__RECORDS FOR THIS TASK__:
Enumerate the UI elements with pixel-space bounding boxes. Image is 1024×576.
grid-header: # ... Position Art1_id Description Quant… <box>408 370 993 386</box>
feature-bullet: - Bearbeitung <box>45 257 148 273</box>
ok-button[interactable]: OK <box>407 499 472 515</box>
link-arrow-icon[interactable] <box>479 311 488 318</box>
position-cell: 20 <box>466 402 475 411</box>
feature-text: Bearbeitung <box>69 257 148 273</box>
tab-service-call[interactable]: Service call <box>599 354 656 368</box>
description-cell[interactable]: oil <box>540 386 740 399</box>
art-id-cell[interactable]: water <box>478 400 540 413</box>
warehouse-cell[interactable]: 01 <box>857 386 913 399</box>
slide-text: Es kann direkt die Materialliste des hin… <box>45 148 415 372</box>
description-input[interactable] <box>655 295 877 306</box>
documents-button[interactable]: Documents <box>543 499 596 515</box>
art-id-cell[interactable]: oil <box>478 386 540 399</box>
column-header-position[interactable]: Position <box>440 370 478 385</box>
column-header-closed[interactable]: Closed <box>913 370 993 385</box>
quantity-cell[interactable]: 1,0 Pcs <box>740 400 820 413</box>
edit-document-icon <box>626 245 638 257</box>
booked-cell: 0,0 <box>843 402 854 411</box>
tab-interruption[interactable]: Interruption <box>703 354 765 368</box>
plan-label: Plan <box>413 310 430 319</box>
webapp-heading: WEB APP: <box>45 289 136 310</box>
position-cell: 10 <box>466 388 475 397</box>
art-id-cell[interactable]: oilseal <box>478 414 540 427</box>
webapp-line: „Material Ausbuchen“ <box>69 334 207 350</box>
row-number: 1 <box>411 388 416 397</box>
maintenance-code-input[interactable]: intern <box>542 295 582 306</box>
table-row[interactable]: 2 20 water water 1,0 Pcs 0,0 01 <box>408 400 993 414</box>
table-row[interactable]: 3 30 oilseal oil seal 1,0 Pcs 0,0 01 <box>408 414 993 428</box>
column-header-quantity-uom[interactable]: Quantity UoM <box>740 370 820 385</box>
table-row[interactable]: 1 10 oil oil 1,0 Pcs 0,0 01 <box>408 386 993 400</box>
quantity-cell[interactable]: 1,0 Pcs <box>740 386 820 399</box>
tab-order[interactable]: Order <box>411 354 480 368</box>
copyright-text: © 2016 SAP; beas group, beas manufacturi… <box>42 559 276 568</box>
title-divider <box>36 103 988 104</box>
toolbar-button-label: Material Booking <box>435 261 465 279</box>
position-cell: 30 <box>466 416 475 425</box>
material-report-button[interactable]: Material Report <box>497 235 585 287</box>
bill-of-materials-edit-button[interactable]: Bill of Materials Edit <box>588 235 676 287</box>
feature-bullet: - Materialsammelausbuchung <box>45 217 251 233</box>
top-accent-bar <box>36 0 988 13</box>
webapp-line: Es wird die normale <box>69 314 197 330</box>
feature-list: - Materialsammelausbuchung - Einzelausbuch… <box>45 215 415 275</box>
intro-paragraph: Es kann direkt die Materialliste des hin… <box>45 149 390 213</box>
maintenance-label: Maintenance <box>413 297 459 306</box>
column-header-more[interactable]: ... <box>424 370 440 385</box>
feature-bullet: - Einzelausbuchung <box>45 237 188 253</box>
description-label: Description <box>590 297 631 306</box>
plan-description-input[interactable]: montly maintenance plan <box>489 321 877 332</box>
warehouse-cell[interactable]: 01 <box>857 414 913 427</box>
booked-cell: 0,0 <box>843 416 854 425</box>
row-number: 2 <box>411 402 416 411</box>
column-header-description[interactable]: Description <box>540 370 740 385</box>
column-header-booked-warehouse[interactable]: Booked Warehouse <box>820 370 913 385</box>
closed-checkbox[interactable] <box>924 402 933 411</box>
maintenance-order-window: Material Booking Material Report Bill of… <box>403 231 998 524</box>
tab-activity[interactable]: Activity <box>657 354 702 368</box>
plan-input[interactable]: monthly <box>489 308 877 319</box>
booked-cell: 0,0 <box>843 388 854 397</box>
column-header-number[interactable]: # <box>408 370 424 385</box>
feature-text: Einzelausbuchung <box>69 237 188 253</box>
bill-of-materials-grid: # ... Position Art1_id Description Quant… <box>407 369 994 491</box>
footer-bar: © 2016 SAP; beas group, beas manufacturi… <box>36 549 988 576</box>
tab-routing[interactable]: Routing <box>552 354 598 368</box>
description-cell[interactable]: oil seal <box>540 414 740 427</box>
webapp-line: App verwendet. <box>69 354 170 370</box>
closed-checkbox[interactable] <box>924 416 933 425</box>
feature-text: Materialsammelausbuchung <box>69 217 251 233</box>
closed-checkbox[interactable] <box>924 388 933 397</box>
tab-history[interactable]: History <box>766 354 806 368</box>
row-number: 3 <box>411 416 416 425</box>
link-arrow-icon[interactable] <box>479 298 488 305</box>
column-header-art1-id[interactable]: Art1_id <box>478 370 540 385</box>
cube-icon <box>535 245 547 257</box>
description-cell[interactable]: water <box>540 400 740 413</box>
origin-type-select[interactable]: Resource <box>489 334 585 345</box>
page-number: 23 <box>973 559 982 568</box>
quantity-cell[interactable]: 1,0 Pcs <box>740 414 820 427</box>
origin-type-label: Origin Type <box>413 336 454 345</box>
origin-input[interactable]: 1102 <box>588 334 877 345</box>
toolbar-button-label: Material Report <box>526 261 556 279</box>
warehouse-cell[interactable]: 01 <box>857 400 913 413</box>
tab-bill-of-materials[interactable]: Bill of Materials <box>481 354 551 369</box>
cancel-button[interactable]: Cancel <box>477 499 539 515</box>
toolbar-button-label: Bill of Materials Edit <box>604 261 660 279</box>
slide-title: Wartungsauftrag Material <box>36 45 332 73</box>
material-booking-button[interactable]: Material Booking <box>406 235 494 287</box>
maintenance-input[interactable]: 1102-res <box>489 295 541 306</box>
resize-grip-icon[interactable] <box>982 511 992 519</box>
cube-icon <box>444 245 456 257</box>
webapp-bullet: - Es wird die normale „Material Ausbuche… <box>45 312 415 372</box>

__TASK OBJECTIVE__: Convert all of the data above into a JSON list of strings, one string per line, leaving out any blank lines.

__WRITTEN SOLUTION__:
[
  "Enumerate the UI elements with pixel-space bounding boxes. Image is 1024×576.",
  "grid-header: # ... Position Art1_id Description Quant… <box>408 370 993 386</box>",
  "feature-bullet: - Bearbeitung <box>45 257 148 273</box>",
  "ok-button[interactable]: OK <box>407 499 472 515</box>",
  "link-arrow-icon[interactable] <box>479 311 488 318</box>",
  "position-cell: 20 <box>466 402 475 411</box>",
  "feature-text: Bearbeitung <box>69 257 148 273</box>",
  "tab-service-call[interactable]: Service call <box>599 354 656 368</box>",
  "description-cell[interactable]: oil <box>540 386 740 399</box>",
  "art-id-cell[interactable]: water <box>478 400 540 413</box>",
  "warehouse-cell[interactable]: 01 <box>857 386 913 399</box>",
  "slide-text: Es kann direkt die Materialliste des hin… <box>45 148 415 372</box>",
  "description-input[interactable] <box>655 295 877 306</box>",
  "documents-button[interactable]: Documents <box>543 499 596 515</box>",
  "art-id-cell[interactable]: oil <box>478 386 540 399</box>",
  "column-header-position[interactable]: Position <box>440 370 478 385</box>",
  "column-header-closed[interactable]: Closed <box>913 370 993 385</box>",
  "quantity-cell[interactable]: 1,0 Pcs <box>740 400 820 413</box>",
  "edit-document-icon <box>626 245 638 257</box>",
  "booked-cell: 0,0 <box>843 402 854 411</box>",
  "tab-interruption[interactable]: Interruption <box>703 354 765 368</box>",
  "plan-label: Plan <box>413 310 430 319</box>",
  "webapp-heading: WEB APP: <box>45 289 136 310</box>",
  "position-cell: 10 <box>466 388 475 397</box>",
  "art-id-cell[interactable]: oilseal <box>478 414 540 427</box>",
  "webapp-line: „Material Ausbuchen“ <box>69 334 207 350</box>",
  "row-number: 1 <box>411 388 416 397</box>",
  "maintenance-code-input[interactable]: intern <box>542 295 582 306</box>",
  "table-row[interactable]: 2 20 water water 1,0 Pcs 0,0 01 <box>408 400 993 414</box>",
  "table-row[interactable]: 3 30 oilseal oil seal 1,0 Pcs 0,0 01 <box>408 414 993 428</box>",
  "column-header-quantity-uom[interactable]: Quantity UoM <box>740 370 820 385</box>",
  "table-row[interactable]: 1 10 oil oil 1,0 Pcs 0,0 01 <box>408 386 993 400</box>",
  "quantity-cell[interactable]: 1,0 Pcs <box>740 386 820 399</box>",
  "tab-order[interactable]: Order <box>411 354 480 368</box>",
  "copyright-text: © 2016 SAP; beas group, beas manufacturi… <box>42 559 276 568</box>",
  "title-divider <box>36 103 988 104</box>",
  "toolbar-button-label: Material Booking <box>435 261 465 279</box>",
  "position-cell: 30 <box>466 416 475 425</box>",
  "material-report-button[interactable]: Material Report <box>497 235 585 287</box>",
  "bill-of-materials-edit-button[interactable]: Bill of Materials Edit <box>588 235 676 287</box>",
  "feature-bullet: - Materialsammelausbuchung <box>45 217 251 233</box>",
  "top-accent-bar <box>36 0 988 13</box>",
  "webapp-line: Es wird die normale <box>69 314 197 330</box>",
  "feature-list: - Materialsammelausbuchung - Einzelausbuch… <box>45 215 415 275</box>",
  "intro-paragraph: Es kann direkt die Materialliste des hin… <box>45 149 390 213</box>",
  "maintenance-label: Maintenance <box>413 297 459 306</box>",
  "column-header-more[interactable]: ... <box>424 370 440 385</box>",
  "feature-bullet: - Einzelausbuchung <box>45 237 188 253</box>",
  "description-label: Description <box>590 297 631 306</box>",
  "plan-description-input[interactable]: montly maintenance plan <box>489 321 877 332</box>",
  "warehouse-cell[interactable]: 01 <box>857 414 913 427</box>",
  "booked-cell: 0,0 <box>843 416 854 425</box>",
  "row-number: 2 <box>411 402 416 411</box>",
  "column-header-description[interactable]: Description <box>540 370 740 385</box>",
  "column-header-booked-warehouse[interactable]: Booked Warehouse <box>820 370 913 385</box>",
  "closed-checkbox[interactable] <box>924 402 933 411</box>",
  "maintenance-order-window: Material Booking Material Report Bill of… <box>403 231 998 524</box>",
  "tab-activity[interactable]: Activity <box>657 354 702 368</box>",
  "plan-input[interactable]: monthly <box>489 308 877 319</box>",
  "booked-cell: 0,0 <box>843 388 854 397</box>",
  "column-header-number[interactable]: # <box>408 370 424 385</box>",
  "feature-text: Einzelausbuchung <box>69 237 188 253</box>",
  "bill-of-materials-grid: # ... Position Art1_id Description Quant… <box>407 369 994 491</box>",
  "footer-bar: © 2016 SAP; beas group, beas manufacturi… <box>36 549 988 576</box>",
  "tab-routing[interactable]: Routing <box>552 354 598 368</box>",
  "description-cell[interactable]: oil seal <box>540 414 740 427</box>",
  "webapp-line: App verwendet. <box>69 354 170 370</box>",
  "closed-checkbox[interactable] <box>924 416 933 425</box>",
  "feature-text: Materialsammelausbuchung <box>69 217 251 233</box>",
  "closed-checkbox[interactable] <box>924 388 933 397</box>",
  "tab-history[interactable]: History <box>766 354 806 368</box>",
  "row-number: 3 <box>411 416 416 425</box>",
  "link-arrow-icon[interactable] <box>479 298 488 305</box>",
  "column-header-art1-id[interactable]: Art1_id <box>478 370 540 385</box>",
  "cube-icon <box>535 245 547 257</box>",
  "description-cell[interactable]: water <box>540 400 740 413</box>",
  "origin-type-select[interactable]: Resource <box>489 334 585 345</box>",
  "page-number: 23 <box>973 559 982 568</box>",
  "quantity-cell[interactable]: 1,0 Pcs <box>740 414 820 427</box>",
  "origin-type-label: Origin Type <box>413 336 454 345</box>",
  "origin-input[interactable]: 1102 <box>588 334 877 345</box>",
  "toolbar-button-label: Material Report <box>526 261 556 279</box>",
  "warehouse-cell[interactable]: 01 <box>857 400 913 413</box>",
  "tab-bill-of-materials[interactable]: Bill of Materials <box>481 354 551 369</box>",
  "cancel-button[interactable]: Cancel <box>477 499 539 515</box>",
  "toolbar-button-label: Bill of Materials Edit <box>604 261 660 279</box>",
  "slide-title: Wartungsauftrag Material <box>36 45 332 73</box>",
  "material-booking-button[interactable]: Material Booking <box>406 235 494 287</box>",
  "maintenance-input[interactable]: 1102-res <box>489 295 541 306</box>",
  "resize-grip-icon[interactable] <box>982 511 992 519</box>",
  "cube-icon <box>444 245 456 257</box>",
  "webapp-bullet: - Es wird die normale „Material Ausbuche… <box>45 312 415 372</box>"
]